** START OF Records **

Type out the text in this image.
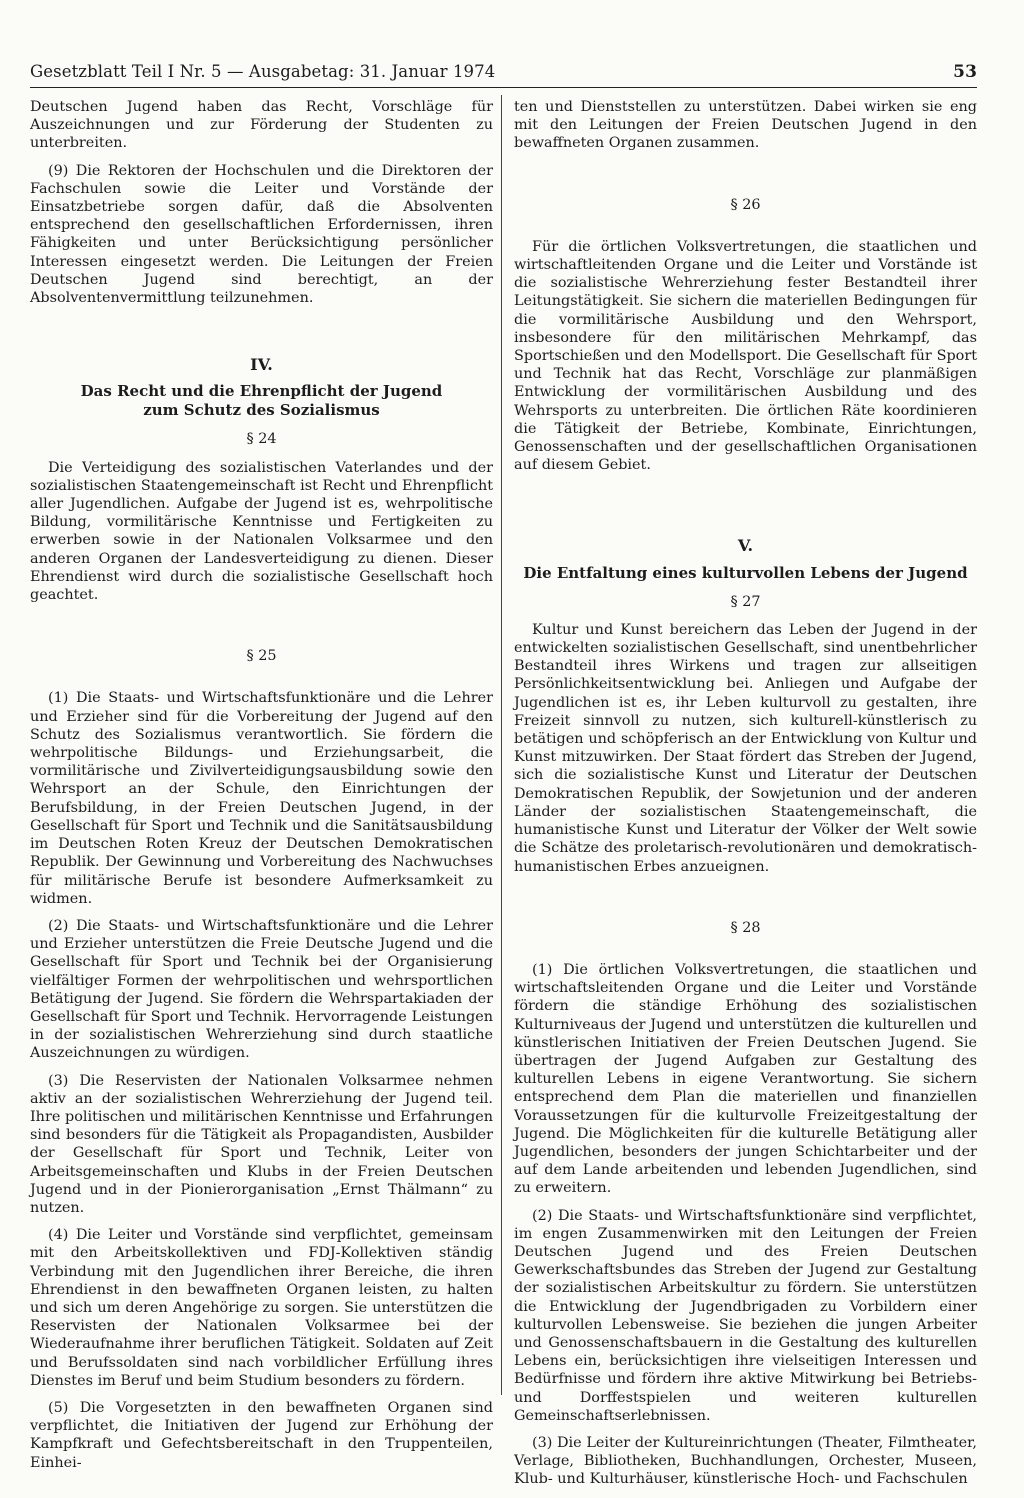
Gesetzblatt Teil I Nr. 5 — Ausgabetag: 31. Januar 1974	53

Deutschen Jugend haben das Recht, Vorschläge für Auszeichnungen und zur Förderung der Studenten zu unterbreiten.

(9) Die Rektoren der Hochschulen und die Direktoren der Fachschulen sowie die Leiter und Vorstände der Einsatzbetriebe sorgen dafür, daß die Absolventen entsprechend den gesellschaftlichen Erfordernissen, ihren Fähigkeiten und unter Berücksichtigung persönlicher Interessen eingesetzt werden. Die Leitungen der Freien Deutschen Jugend sind berechtigt, an der Absolventenvermittlung teilzunehmen.

IV.
Das Recht und die Ehrenpflicht der Jugend
zum Schutz des Sozialismus
§ 24

Die Verteidigung des sozialistischen Vaterlandes und der sozialistischen Staatengemeinschaft ist Recht und Ehrenpflicht aller Jugendlichen. Aufgabe der Jugend ist es, wehrpolitische Bildung, vormilitärische Kenntnisse und Fertigkeiten zu erwerben sowie in der Nationalen Volksarmee und den anderen Organen der Landesverteidigung zu dienen. Dieser Ehrendienst wird durch die sozialistische Gesellschaft hoch geachtet.

§ 25

(1) Die Staats- und Wirtschaftsfunktionäre und die Lehrer und Erzieher sind für die Vorbereitung der Jugend auf den Schutz des Sozialismus verantwortlich. Sie fördern die wehrpolitische Bildungs- und Erziehungsarbeit, die vormilitärische und Zivilverteidigungsausbildung sowie den Wehrsport an der Schule, den Einrichtungen der Berufsbildung, in der Freien Deutschen Jugend, in der Gesellschaft für Sport und Technik und die Sanitätsausbildung im Deutschen Roten Kreuz der Deutschen Demokratischen Republik. Der Gewinnung und Vorbereitung des Nachwuchses für militärische Berufe ist besondere Aufmerksamkeit zu widmen.

(2) Die Staats- und Wirtschaftsfunktionäre und die Lehrer und Erzieher unterstützen die Freie Deutsche Jugend und die Gesellschaft für Sport und Technik bei der Organisierung vielfältiger Formen der wehrpolitischen und wehrsportlichen Betätigung der Jugend. Sie fördern die Wehrspartakiaden der Gesellschaft für Sport und Technik. Hervorragende Leistungen in der sozialistischen Wehrerziehung sind durch staatliche Auszeichnungen zu würdigen.

(3) Die Reservisten der Nationalen Volksarmee nehmen aktiv an der sozialistischen Wehrerziehung der Jugend teil. Ihre politischen und militärischen Kenntnisse und Erfahrungen sind besonders für die Tätigkeit als Propagandisten, Ausbilder der Gesellschaft für Sport und Technik, Leiter von Arbeitsgemeinschaften und Klubs in der Freien Deutschen Jugend und in der Pionierorganisation „Ernst Thälmann“ zu nutzen.

(4) Die Leiter und Vorstände sind verpflichtet, gemeinsam mit den Arbeitskollektiven und FDJ-Kollektiven ständig Verbindung mit den Jugendlichen ihrer Bereiche, die ihren Ehrendienst in den bewaffneten Organen leisten, zu halten und sich um deren Angehörige zu sorgen. Sie unterstützen die Reservisten der Nationalen Volksarmee bei der Wiederaufnahme ihrer beruflichen Tätigkeit. Soldaten auf Zeit und Berufssoldaten sind nach vorbildlicher Erfüllung ihres Dienstes im Beruf und beim Studium besonders zu fördern.

(5) Die Vorgesetzten in den bewaffneten Organen sind verpflichtet, die Initiativen der Jugend zur Erhöhung der Kampfkraft und Gefechtsbereitschaft in den Truppenteilen, Einhei-

ten und Dienststellen zu unterstützen. Dabei wirken sie eng mit den Leitungen der Freien Deutschen Jugend in den bewaffneten Organen zusammen.

§ 26

Für die örtlichen Volksvertretungen, die staatlichen und wirtschaftleitenden Organe und die Leiter und Vorstände ist die sozialistische Wehrerziehung fester Bestandteil ihrer Leitungstätigkeit. Sie sichern die materiellen Bedingungen für die vormilitärische Ausbildung und den Wehrsport, insbesondere für den militärischen Mehrkampf, das Sportschießen und den Modellsport. Die Gesellschaft für Sport und Technik hat das Recht, Vorschläge zur planmäßigen Entwicklung der vormilitärischen Ausbildung und des Wehrsports zu unterbreiten. Die örtlichen Räte koordinieren die Tätigkeit der Betriebe, Kombinate, Einrichtungen, Genossenschaften und der gesellschaftlichen Organisationen auf diesem Gebiet.

V.
Die Entfaltung eines kulturvollen Lebens der Jugend
§ 27

Kultur und Kunst bereichern das Leben der Jugend in der entwickelten sozialistischen Gesellschaft, sind unentbehrlicher Bestandteil ihres Wirkens und tragen zur allseitigen Persönlichkeitsentwicklung bei. Anliegen und Aufgabe der Jugendlichen ist es, ihr Leben kulturvoll zu gestalten, ihre Freizeit sinnvoll zu nutzen, sich kulturell-künstlerisch zu betätigen und schöpferisch an der Entwicklung von Kultur und Kunst mitzuwirken. Der Staat fördert das Streben der Jugend, sich die sozialistische Kunst und Literatur der Deutschen Demokratischen Republik, der Sowjetunion und der anderen Länder der sozialistischen Staatengemeinschaft, die humanistische Kunst und Literatur der Völker der Welt sowie die Schätze des proletarisch-revolutionären und demokratisch-humanistischen Erbes anzueignen.

§ 28

(1) Die örtlichen Volksvertretungen, die staatlichen und wirtschaftsleitenden Organe und die Leiter und Vorstände fördern die ständige Erhöhung des sozialistischen Kulturniveaus der Jugend und unterstützen die kulturellen und künstlerischen Initiativen der Freien Deutschen Jugend. Sie übertragen der Jugend Aufgaben zur Gestaltung des kulturellen Lebens in eigene Verantwortung. Sie sichern entsprechend dem Plan die materiellen und finanziellen Voraussetzungen für die kulturvolle Freizeitgestaltung der Jugend. Die Möglichkeiten für die kulturelle Betätigung aller Jugendlichen, besonders der jungen Schichtarbeiter und der auf dem Lande arbeitenden und lebenden Jugendlichen, sind zu erweitern.

(2) Die Staats- und Wirtschaftsfunktionäre sind verpflichtet, im engen Zusammenwirken mit den Leitungen der Freien Deutschen Jugend und des Freien Deutschen Gewerkschaftsbundes das Streben der Jugend zur Gestaltung der sozialistischen Arbeitskultur zu fördern. Sie unterstützen die Entwicklung der Jugendbrigaden zu Vorbildern einer kulturvollen Lebensweise. Sie beziehen die jungen Arbeiter und Genossenschaftsbauern in die Gestaltung des kulturellen Lebens ein, berücksichtigen ihre vielseitigen Interessen und Bedürfnisse und fördern ihre aktive Mitwirkung bei Betriebs- und Dorffestspielen und weiteren kulturellen Gemeinschaftserlebnissen.

(3) Die Leiter der Kultureinrichtungen (Theater, Filmtheater, Verlage, Bibliotheken, Buchhandlungen, Orchester, Museen, Klub- und Kulturhäuser, künstlerische Hoch- und Fachschulen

** END OF Records **

### What you are asked to do
Copy the records above exactly, leaving out every picture.

### The output
Type out the text in this image.
Gesetzblatt Teil I Nr. 5 — Ausgabetag: 31. Januar 1974	53

Deutschen Jugend haben das Recht, Vorschläge für Auszeichnungen und zur Förderung der Studenten zu unterbreiten.

(9) Die Rektoren der Hochschulen und die Direktoren der Fachschulen sowie die Leiter und Vorstände der Einsatzbetriebe sorgen dafür, daß die Absolventen entsprechend den gesellschaftlichen Erfordernissen, ihren Fähigkeiten und unter Berücksichtigung persönlicher Interessen eingesetzt werden. Die Leitungen der Freien Deutschen Jugend sind berechtigt, an der Absolventenvermittlung teilzunehmen.

IV.
Das Recht und die Ehrenpflicht der Jugend
zum Schutz des Sozialismus
§ 24

Die Verteidigung des sozialistischen Vaterlandes und der sozialistischen Staatengemeinschaft ist Recht und Ehrenpflicht aller Jugendlichen. Aufgabe der Jugend ist es, wehrpolitische Bildung, vormilitärische Kenntnisse und Fertigkeiten zu erwerben sowie in der Nationalen Volksarmee und den anderen Organen der Landesverteidigung zu dienen. Dieser Ehrendienst wird durch die sozialistische Gesellschaft hoch geachtet.

§ 25

(1) Die Staats- und Wirtschaftsfunktionäre und die Lehrer und Erzieher sind für die Vorbereitung der Jugend auf den Schutz des Sozialismus verantwortlich. Sie fördern die wehrpolitische Bildungs- und Erziehungsarbeit, die vormilitärische und Zivilverteidigungsausbildung sowie den Wehrsport an der Schule, den Einrichtungen der Berufsbildung, in der Freien Deutschen Jugend, in der Gesellschaft für Sport und Technik und die Sanitätsausbildung im Deutschen Roten Kreuz der Deutschen Demokratischen Republik. Der Gewinnung und Vorbereitung des Nachwuchses für militärische Berufe ist besondere Aufmerksamkeit zu widmen.

(2) Die Staats- und Wirtschaftsfunktionäre und die Lehrer und Erzieher unterstützen die Freie Deutsche Jugend und die Gesellschaft für Sport und Technik bei der Organisierung vielfältiger Formen der wehrpolitischen und wehrsportlichen Betätigung der Jugend. Sie fördern die Wehrspartakiaden der Gesellschaft für Sport und Technik. Hervorragende Leistungen in der sozialistischen Wehrerziehung sind durch staatliche Auszeichnungen zu würdigen.

(3) Die Reservisten der Nationalen Volksarmee nehmen aktiv an der sozialistischen Wehrerziehung der Jugend teil. Ihre politischen und militärischen Kenntnisse und Erfahrungen sind besonders für die Tätigkeit als Propagandisten, Ausbilder der Gesellschaft für Sport und Technik, Leiter von Arbeitsgemeinschaften und Klubs in der Freien Deutschen Jugend und in der Pionierorganisation „Ernst Thälmann“ zu nutzen.

(4) Die Leiter und Vorstände sind verpflichtet, gemeinsam mit den Arbeitskollektiven und FDJ-Kollektiven ständig Verbindung mit den Jugendlichen ihrer Bereiche, die ihren Ehrendienst in den bewaffneten Organen leisten, zu halten und sich um deren Angehörige zu sorgen. Sie unterstützen die Reservisten der Nationalen Volksarmee bei der Wiederaufnahme ihrer beruflichen Tätigkeit. Soldaten auf Zeit und Berufssoldaten sind nach vorbildlicher Erfüllung ihres Dienstes im Beruf und beim Studium besonders zu fördern.

(5) Die Vorgesetzten in den bewaffneten Organen sind verpflichtet, die Initiativen der Jugend zur Erhöhung der Kampfkraft und Gefechtsbereitschaft in den Truppenteilen, Einhei-

ten und Dienststellen zu unterstützen. Dabei wirken sie eng mit den Leitungen der Freien Deutschen Jugend in den bewaffneten Organen zusammen.

§ 26

Für die örtlichen Volksvertretungen, die staatlichen und wirtschaftleitenden Organe und die Leiter und Vorstände ist die sozialistische Wehrerziehung fester Bestandteil ihrer Leitungstätigkeit. Sie sichern die materiellen Bedingungen für die vormilitärische Ausbildung und den Wehrsport, insbesondere für den militärischen Mehrkampf, das Sportschießen und den Modellsport. Die Gesellschaft für Sport und Technik hat das Recht, Vorschläge zur planmäßigen Entwicklung der vormilitärischen Ausbildung und des Wehrsports zu unterbreiten. Die örtlichen Räte koordinieren die Tätigkeit der Betriebe, Kombinate, Einrichtungen, Genossenschaften und der gesellschaftlichen Organisationen auf diesem Gebiet.

V.
Die Entfaltung eines kulturvollen Lebens der Jugend
§ 27

Kultur und Kunst bereichern das Leben der Jugend in der entwickelten sozialistischen Gesellschaft, sind unentbehrlicher Bestandteil ihres Wirkens und tragen zur allseitigen Persönlichkeitsentwicklung bei. Anliegen und Aufgabe der Jugendlichen ist es, ihr Leben kulturvoll zu gestalten, ihre Freizeit sinnvoll zu nutzen, sich kulturell-künstlerisch zu betätigen und schöpferisch an der Entwicklung von Kultur und Kunst mitzuwirken. Der Staat fördert das Streben der Jugend, sich die sozialistische Kunst und Literatur der Deutschen Demokratischen Republik, der Sowjetunion und der anderen Länder der sozialistischen Staatengemeinschaft, die humanistische Kunst und Literatur der Völker der Welt sowie die Schätze des proletarisch-revolutionären und demokratisch-humanistischen Erbes anzueignen.

§ 28

(1) Die örtlichen Volksvertretungen, die staatlichen und wirtschaftsleitenden Organe und die Leiter und Vorstände fördern die ständige Erhöhung des sozialistischen Kulturniveaus der Jugend und unterstützen die kulturellen und künstlerischen Initiativen der Freien Deutschen Jugend. Sie übertragen der Jugend Aufgaben zur Gestaltung des kulturellen Lebens in eigene Verantwortung. Sie sichern entsprechend dem Plan die materiellen und finanziellen Voraussetzungen für die kulturvolle Freizeitgestaltung der Jugend. Die Möglichkeiten für die kulturelle Betätigung aller Jugendlichen, besonders der jungen Schichtarbeiter und der auf dem Lande arbeitenden und lebenden Jugendlichen, sind zu erweitern.

(2) Die Staats- und Wirtschaftsfunktionäre sind verpflichtet, im engen Zusammenwirken mit den Leitungen der Freien Deutschen Jugend und des Freien Deutschen Gewerkschaftsbundes das Streben der Jugend zur Gestaltung der sozialistischen Arbeitskultur zu fördern. Sie unterstützen die Entwicklung der Jugendbrigaden zu Vorbildern einer kulturvollen Lebensweise. Sie beziehen die jungen Arbeiter und Genossenschaftsbauern in die Gestaltung des kulturellen Lebens ein, berücksichtigen ihre vielseitigen Interessen und Bedürfnisse und fördern ihre aktive Mitwirkung bei Betriebs- und Dorffestspielen und weiteren kulturellen Gemeinschaftserlebnissen.

(3) Die Leiter der Kultureinrichtungen (Theater, Filmtheater, Verlage, Bibliotheken, Buchhandlungen, Orchester, Museen, Klub- und Kulturhäuser, künstlerische Hoch- und Fachschulen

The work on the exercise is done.